## WHAT NEEDS TO BE DONE
Determine how many lines of the entries contain "Results". Reply with that number alone.

*** SUPPLIED DATA

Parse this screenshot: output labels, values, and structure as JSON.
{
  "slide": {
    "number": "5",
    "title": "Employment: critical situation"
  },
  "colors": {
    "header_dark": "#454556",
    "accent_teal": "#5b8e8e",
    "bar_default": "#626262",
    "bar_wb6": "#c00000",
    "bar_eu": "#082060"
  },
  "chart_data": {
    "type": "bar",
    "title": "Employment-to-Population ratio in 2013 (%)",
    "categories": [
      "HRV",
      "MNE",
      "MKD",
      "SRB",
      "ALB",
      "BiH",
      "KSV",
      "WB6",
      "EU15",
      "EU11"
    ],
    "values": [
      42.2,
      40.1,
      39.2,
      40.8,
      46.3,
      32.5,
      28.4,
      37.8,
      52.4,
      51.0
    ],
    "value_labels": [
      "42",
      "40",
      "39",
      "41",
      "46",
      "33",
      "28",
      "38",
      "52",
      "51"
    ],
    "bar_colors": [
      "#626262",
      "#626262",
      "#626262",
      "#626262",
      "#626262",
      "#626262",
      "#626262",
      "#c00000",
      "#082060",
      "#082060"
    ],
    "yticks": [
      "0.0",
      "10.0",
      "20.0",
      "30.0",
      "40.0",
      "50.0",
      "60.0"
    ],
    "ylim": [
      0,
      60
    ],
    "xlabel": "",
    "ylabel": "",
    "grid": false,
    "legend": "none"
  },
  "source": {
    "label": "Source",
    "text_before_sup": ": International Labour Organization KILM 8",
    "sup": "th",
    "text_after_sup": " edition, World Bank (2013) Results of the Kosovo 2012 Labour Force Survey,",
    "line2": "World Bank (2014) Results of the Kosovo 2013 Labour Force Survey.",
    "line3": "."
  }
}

******

## RIGHT ANSWER
2